EXERCISE PROMPT: Extract all data as written.

LISTED ENTRIES:
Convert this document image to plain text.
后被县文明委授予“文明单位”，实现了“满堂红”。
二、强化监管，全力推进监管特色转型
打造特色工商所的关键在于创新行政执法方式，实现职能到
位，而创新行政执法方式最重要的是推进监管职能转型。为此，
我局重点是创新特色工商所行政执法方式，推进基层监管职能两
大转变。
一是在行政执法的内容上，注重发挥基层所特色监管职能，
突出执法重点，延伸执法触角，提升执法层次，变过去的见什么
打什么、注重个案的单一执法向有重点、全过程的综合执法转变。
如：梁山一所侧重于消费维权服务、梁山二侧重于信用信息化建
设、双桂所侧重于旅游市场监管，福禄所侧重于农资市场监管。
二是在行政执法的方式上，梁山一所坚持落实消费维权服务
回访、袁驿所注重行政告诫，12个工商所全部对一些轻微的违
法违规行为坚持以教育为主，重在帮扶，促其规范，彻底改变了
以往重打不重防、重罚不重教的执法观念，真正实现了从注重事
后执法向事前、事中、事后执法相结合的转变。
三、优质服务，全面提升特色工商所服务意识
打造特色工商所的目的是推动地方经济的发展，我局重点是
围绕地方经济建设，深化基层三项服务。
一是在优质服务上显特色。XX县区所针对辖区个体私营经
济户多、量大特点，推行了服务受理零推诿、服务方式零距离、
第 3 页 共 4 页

REPLY TO THE TASK:
Convert this document image to plain text.
后被县文明委授予“文明单位”，实现了“满堂红”。
二、强化监管，全力推进监管特色转型
打造特色工商所的关键在于创新行政执法方式，实现职能到
位，而创新行政执法方式最重要的是推进监管职能转型。为此，
我局重点是创新特色工商所行政执法方式，推进基层监管职能两
大转变。
一是在行政执法的内容上，注重发挥基层所特色监管职能，
突出执法重点，延伸执法触角，提升执法层次，变过去的见什么
打什么、注重个案的单一执法向有重点、全过程的综合执法转变。
如：梁山一所侧重于消费维权服务、梁山二侧重于信用信息化建
设、双桂所侧重于旅游市场监管，福禄所侧重于农资市场监管。
二是在行政执法的方式上，梁山一所坚持落实消费维权服务
回访、袁驿所注重行政告诫，12个工商所全部对一些轻微的违
法违规行为坚持以教育为主，重在帮扶，促其规范，彻底改变了
以往重打不重防、重罚不重教的执法观念，真正实现了从注重事
后执法向事前、事中、事后执法相结合的转变。
三、优质服务，全面提升特色工商所服务意识
打造特色工商所的目的是推动地方经济的发展，我局重点是
围绕地方经济建设，深化基层三项服务。
一是在优质服务上显特色。XX县区所针对辖区个体私营经
济户多、量大特点，推行了服务受理零推诿、服务方式零距离、
第 3 页 共 4 页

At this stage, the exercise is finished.